EXTRACTED TEXT:
== == ==

The middle to outer suburbs have been a primary battleground in recent election cycles. Voters in big cities and suburbs close to big cities tend to vote Democratic and voters in rural areas and exurbs tend to vote Republican.
The analysis above seems to hinge on whether exurban voters are enthusiastic for Trump or not. Perhaps the more interesting question is whether some exburban areas are becoming more suburban. As suburban populations grow and more educated and wealthier voters move in, does this shift voting away from Republicans? Particularly in the South and West, metropolitan regions continue to expand and this could change voting patterns.
To explore religion and the American suburbs further, I briefly discuss available data sources and recommended readings. These are not meant to be exhaustive but rather to be starting points. There is much to consider and the particular variations of suburban faith in specific settings means there is much to discover.

== == ==

[Document layout analysis data]
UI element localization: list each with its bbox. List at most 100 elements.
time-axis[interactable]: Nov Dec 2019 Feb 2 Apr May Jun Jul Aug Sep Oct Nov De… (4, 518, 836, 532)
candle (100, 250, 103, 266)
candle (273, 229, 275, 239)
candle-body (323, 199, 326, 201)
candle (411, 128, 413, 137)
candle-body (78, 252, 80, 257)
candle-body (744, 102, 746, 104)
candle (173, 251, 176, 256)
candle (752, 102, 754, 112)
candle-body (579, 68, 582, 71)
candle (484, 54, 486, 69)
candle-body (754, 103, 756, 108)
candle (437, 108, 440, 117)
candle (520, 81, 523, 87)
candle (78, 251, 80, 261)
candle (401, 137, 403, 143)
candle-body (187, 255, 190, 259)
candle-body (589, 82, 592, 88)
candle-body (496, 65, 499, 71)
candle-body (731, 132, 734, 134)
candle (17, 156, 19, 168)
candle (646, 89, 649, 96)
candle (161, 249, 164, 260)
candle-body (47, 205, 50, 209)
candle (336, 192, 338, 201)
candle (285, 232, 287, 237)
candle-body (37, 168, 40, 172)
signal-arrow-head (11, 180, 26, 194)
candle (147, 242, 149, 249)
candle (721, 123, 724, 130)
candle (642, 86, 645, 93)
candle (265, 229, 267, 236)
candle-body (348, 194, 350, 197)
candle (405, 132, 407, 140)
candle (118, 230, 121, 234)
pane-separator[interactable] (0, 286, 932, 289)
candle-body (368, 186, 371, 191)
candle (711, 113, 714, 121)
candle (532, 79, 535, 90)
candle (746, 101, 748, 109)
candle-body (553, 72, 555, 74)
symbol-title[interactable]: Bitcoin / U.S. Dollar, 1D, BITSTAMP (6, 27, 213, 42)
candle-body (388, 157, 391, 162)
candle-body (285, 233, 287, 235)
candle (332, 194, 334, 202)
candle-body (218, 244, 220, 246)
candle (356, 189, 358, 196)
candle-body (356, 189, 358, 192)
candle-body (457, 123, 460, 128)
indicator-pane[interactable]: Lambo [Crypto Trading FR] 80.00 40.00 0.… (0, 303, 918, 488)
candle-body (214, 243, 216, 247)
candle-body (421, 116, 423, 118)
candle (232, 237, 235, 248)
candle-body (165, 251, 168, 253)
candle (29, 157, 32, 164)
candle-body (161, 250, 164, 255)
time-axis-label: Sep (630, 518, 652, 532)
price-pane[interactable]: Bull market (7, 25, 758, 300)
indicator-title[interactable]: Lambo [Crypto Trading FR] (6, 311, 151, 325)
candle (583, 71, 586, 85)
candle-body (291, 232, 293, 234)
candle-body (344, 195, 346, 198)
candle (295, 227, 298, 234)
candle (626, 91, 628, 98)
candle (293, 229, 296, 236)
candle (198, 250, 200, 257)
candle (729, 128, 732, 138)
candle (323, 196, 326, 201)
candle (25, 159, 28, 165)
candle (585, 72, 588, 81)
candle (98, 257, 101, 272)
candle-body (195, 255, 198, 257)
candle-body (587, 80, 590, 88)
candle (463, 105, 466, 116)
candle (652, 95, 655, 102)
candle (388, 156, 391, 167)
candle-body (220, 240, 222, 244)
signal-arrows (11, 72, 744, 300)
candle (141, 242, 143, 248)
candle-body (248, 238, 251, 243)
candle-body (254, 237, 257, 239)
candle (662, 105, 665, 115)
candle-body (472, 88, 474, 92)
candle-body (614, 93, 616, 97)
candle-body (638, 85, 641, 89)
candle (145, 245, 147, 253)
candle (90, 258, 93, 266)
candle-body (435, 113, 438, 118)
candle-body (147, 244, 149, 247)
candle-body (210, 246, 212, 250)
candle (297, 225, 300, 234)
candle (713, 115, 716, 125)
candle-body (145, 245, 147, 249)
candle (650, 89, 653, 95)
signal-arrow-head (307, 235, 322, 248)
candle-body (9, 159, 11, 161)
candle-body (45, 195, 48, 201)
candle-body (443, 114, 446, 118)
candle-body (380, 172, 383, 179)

== == ==

WORK TASK A: According to the passage on the American suburbs, which voters tend to vote Republican?
WORK TASK B: Carry on the passage on the American suburbs from its final sentence.

EXERCISE OUTPUT A: Voters in rural areas and exurbs.

EXERCISE OUTPUT B:
First, two sources of data I have found valuable. The 2020 U.S. Religion Census sought religious congregations by county throughout the United States. Available at theARDA.com, anyone can look up congregations in a county. So, if you know a suburban county (and these are critical to defining metropolitan areas), you can get a sense of the number of religious congregations and adherents across places.
The second source is more local. Within a neighborhood or community, a resident should be able to research local congregations and religious activity. Such work could include: visiting local religious congregations; talking to members of religious communities, clergy, and community members about religious activity; seeking out records of congregations at a local historical or genealogical society; examining old printed Yellow Pages and searching social media and websites for congregations; and reading local histories. Doing one of these or some of these can reveal a lot about religious groups.
In terms of existing research, here are twelve books that I have found very valuable and have cited multiple times in work I have done. These works highlight different religious traditions and suburban settings:
Cavillo, Jonathan. 2020. The Saints of Santa Ana: Faith and Ethnicity in a Mexican Majority City. New York: Oxford University Press.
Diamond, Etan. 2000. And I Will Dwell in Their Midst: Orthodox Jews in Suburbia. Chapel Hill: University of North Carolina Press.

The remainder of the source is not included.